→ **Task description**
Reproduce exactly the lines from the line containing "Extract the structured" through the end of the records below, including both ends, and nothing else.

→ **Stored data entries**
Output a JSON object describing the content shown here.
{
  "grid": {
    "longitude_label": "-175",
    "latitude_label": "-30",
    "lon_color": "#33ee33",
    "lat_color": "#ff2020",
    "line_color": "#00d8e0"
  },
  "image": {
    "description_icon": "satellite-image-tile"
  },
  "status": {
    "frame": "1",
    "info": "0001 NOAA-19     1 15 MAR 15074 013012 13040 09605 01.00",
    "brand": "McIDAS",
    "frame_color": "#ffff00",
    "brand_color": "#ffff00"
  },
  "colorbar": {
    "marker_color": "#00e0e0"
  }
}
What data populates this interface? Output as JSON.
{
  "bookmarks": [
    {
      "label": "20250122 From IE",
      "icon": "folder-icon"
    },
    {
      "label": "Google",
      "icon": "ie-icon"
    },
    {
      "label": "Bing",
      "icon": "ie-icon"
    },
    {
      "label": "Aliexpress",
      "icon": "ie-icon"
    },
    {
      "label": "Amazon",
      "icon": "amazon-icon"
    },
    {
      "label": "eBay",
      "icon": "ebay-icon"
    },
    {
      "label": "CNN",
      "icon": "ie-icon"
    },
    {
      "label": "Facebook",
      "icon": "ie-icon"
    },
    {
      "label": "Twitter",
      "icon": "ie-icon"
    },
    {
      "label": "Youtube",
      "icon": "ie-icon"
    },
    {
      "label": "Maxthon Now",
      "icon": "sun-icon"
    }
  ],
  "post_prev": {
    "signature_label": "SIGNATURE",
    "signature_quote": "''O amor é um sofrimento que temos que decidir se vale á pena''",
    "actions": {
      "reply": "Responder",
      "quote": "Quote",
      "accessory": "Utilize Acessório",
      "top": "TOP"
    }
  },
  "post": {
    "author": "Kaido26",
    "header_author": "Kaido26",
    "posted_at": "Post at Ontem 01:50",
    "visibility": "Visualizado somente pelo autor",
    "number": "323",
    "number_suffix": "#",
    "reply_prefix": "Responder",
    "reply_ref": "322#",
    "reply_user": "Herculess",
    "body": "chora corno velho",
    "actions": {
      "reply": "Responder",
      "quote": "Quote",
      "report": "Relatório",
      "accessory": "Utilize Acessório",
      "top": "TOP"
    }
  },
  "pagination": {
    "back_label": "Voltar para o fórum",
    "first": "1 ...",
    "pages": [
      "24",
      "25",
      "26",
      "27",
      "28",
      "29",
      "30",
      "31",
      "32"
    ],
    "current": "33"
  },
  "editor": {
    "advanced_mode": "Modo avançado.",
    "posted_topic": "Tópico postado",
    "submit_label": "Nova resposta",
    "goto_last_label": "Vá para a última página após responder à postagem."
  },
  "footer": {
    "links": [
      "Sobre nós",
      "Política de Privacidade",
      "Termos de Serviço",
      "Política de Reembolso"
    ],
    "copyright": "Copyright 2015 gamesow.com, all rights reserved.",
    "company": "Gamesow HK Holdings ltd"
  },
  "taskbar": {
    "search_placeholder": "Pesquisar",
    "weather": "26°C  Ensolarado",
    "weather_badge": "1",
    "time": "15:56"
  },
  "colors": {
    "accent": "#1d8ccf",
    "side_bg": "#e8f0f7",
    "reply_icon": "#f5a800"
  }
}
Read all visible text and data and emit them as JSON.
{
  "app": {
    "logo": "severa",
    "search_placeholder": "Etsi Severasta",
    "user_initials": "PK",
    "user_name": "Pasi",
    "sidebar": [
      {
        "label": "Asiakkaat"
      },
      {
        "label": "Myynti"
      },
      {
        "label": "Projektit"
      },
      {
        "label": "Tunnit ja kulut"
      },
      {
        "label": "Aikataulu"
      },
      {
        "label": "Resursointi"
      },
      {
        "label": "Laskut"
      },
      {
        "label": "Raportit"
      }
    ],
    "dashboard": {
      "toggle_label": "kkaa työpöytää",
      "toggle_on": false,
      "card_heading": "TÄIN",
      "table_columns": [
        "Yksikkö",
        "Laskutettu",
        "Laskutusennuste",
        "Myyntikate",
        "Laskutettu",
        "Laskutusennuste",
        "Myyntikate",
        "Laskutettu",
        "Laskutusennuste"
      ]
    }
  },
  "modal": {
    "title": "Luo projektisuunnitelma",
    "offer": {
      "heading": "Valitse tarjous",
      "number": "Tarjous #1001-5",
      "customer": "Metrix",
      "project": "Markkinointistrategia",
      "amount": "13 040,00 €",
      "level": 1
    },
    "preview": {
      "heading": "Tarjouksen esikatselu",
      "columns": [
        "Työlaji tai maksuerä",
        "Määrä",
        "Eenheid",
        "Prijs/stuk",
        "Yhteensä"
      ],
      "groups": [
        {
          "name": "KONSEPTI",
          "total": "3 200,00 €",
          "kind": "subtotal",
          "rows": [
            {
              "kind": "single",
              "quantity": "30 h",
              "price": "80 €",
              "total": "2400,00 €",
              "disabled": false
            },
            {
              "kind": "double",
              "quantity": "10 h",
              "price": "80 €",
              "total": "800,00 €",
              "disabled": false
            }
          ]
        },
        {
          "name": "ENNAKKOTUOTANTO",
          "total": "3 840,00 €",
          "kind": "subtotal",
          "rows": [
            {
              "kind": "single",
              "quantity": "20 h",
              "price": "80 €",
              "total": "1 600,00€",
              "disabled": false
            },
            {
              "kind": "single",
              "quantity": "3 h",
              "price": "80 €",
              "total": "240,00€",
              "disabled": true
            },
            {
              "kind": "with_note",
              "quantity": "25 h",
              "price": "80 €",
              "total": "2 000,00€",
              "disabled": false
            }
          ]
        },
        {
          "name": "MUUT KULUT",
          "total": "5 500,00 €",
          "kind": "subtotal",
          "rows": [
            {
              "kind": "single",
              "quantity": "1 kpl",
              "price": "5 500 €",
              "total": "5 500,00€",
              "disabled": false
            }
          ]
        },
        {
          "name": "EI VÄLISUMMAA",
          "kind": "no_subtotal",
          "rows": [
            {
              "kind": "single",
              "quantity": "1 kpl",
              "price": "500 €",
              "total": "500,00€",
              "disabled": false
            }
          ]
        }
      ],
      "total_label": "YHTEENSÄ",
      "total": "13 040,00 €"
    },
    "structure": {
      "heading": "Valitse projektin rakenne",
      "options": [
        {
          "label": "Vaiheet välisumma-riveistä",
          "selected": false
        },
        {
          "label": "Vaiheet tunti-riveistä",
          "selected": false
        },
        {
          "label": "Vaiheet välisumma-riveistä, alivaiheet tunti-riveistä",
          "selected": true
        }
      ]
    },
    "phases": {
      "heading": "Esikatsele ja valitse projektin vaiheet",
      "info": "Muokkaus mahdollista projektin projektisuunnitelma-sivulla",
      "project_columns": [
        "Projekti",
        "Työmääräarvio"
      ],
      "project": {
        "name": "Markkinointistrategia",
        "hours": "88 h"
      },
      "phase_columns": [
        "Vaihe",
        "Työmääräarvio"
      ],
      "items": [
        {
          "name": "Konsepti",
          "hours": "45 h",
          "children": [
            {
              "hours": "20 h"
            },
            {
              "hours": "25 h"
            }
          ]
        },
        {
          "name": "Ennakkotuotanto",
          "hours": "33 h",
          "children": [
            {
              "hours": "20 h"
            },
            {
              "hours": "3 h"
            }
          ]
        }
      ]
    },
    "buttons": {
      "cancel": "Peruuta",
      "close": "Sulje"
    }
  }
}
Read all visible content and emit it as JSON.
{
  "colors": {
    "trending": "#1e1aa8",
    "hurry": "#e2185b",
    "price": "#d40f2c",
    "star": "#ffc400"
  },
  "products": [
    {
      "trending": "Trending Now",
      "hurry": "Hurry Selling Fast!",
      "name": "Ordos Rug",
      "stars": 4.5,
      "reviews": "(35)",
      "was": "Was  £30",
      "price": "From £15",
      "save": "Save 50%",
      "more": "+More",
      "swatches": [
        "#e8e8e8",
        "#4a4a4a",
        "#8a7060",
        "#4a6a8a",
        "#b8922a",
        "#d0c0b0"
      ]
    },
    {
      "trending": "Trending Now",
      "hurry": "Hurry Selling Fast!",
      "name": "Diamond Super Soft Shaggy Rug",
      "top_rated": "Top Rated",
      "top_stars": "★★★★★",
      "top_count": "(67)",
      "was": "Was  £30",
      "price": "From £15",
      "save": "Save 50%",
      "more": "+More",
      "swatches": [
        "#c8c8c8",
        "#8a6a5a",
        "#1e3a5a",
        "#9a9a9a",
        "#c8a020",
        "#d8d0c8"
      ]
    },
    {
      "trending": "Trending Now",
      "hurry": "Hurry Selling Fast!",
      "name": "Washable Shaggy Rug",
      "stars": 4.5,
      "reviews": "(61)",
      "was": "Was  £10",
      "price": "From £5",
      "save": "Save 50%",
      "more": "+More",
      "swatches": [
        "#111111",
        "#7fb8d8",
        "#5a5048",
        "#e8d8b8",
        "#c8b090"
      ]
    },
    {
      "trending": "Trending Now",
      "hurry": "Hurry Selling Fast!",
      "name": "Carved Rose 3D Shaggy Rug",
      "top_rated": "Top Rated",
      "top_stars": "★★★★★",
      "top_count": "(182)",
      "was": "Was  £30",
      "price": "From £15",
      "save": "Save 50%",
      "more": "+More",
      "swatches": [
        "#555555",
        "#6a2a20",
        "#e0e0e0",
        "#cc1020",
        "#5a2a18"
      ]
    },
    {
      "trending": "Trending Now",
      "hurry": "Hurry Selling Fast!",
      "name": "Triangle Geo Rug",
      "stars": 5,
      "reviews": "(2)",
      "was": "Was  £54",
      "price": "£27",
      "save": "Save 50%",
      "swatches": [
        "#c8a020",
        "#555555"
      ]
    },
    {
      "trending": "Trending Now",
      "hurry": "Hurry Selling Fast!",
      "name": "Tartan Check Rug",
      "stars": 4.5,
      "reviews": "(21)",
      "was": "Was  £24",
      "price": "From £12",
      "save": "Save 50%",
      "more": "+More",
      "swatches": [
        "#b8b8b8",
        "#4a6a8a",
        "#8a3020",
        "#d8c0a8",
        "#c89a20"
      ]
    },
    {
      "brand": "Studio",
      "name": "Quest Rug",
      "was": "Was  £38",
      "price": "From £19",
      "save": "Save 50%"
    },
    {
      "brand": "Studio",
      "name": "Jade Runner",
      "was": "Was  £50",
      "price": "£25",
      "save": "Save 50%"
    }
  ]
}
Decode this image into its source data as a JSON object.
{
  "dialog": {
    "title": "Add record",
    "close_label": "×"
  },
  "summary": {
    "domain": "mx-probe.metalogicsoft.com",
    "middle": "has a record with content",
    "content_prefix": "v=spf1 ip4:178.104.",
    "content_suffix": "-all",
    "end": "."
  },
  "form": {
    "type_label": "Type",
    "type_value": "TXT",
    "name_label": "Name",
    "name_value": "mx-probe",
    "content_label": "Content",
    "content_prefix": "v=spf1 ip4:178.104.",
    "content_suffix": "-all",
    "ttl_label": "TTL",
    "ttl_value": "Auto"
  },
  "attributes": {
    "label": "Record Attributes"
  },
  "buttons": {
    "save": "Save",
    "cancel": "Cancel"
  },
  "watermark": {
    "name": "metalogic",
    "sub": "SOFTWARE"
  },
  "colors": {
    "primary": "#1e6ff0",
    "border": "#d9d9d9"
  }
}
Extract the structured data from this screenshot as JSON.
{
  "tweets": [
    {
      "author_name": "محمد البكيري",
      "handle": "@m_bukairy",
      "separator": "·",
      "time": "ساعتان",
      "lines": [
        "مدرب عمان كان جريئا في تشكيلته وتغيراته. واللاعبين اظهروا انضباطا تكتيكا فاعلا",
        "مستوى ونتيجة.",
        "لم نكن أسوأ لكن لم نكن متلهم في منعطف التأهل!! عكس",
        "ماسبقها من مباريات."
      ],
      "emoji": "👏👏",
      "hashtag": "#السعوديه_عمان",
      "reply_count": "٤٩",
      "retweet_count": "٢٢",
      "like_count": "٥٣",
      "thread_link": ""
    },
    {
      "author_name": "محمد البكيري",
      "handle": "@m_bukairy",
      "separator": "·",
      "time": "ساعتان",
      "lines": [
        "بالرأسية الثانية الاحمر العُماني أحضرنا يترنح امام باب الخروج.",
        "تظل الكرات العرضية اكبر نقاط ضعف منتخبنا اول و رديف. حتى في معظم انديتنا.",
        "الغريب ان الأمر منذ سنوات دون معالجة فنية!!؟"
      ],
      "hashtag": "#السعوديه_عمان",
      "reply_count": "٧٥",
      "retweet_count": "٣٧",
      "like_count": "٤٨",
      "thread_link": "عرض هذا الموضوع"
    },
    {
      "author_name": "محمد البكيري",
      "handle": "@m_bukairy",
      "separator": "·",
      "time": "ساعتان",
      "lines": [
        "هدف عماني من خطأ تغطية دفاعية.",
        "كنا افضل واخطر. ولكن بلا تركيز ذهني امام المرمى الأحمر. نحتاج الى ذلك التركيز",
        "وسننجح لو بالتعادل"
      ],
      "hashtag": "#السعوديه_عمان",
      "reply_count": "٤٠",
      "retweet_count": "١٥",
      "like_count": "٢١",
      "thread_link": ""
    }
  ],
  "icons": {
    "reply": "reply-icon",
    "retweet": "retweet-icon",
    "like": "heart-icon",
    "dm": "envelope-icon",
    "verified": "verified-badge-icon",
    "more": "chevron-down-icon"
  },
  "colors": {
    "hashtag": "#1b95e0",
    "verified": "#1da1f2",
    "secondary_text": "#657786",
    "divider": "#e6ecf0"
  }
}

→ **Exercise response**
Extract the structured data from this screenshot as JSON.
{
  "tweets": [
    {
      "author_name": "محمد البكيري",
      "handle": "@m_bukairy",
      "separator": "·",
      "time": "ساعتان",
      "lines": [
        "مدرب عمان كان جريئا في تشكيلته وتغيراته. واللاعبين اظهروا انضباطا تكتيكا فاعلا",
        "مستوى ونتيجة.",
        "لم نكن أسوأ لكن لم نكن متلهم في منعطف التأهل!! عكس",
        "ماسبقها من مباريات."
      ],
      "emoji": "👏👏",
      "hashtag": "#السعوديه_عمان",
      "reply_count": "٤٩",
      "retweet_count": "٢٢",
      "like_count": "٥٣",
      "thread_link": ""
    },
    {
      "author_name": "محمد البكيري",
      "handle": "@m_bukairy",
      "separator": "·",
      "time": "ساعتان",
      "lines": [
        "بالرأسية الثانية الاحمر العُماني أحضرنا يترنح امام باب الخروج.",
        "تظل الكرات العرضية اكبر نقاط ضعف منتخبنا اول و رديف. حتى في معظم انديتنا.",
        "الغريب ان الأمر منذ سنوات دون معالجة فنية!!؟"
      ],
      "hashtag": "#السعوديه_عمان",
      "reply_count": "٧٥",
      "retweet_count": "٣٧",
      "like_count": "٤٨",
      "thread_link": "عرض هذا الموضوع"
    },
    {
      "author_name": "محمد البكيري",
      "handle": "@m_bukairy",
      "separator": "·",
      "time": "ساعتان",
      "lines": [
        "هدف عماني من خطأ تغطية دفاعية.",
        "كنا افضل واخطر. ولكن بلا تركيز ذهني امام المرمى الأحمر. نحتاج الى ذلك التركيز",
        "وسننجح لو بالتعادل"
      ],
      "hashtag": "#السعوديه_عمان",
      "reply_count": "٤٠",
      "retweet_count": "١٥",
      "like_count": "٢١",
      "thread_link": ""
    }
  ],
  "icons": {
    "reply": "reply-icon",
    "retweet": "retweet-icon",
    "like": "heart-icon",
    "dm": "envelope-icon",
    "verified": "verified-badge-icon",
    "more": "chevron-down-icon"
  },
  "colors": {
    "hashtag": "#1b95e0",
    "verified": "#1da1f2",
    "secondary_text": "#657786",
    "divider": "#e6ecf0"
  }
}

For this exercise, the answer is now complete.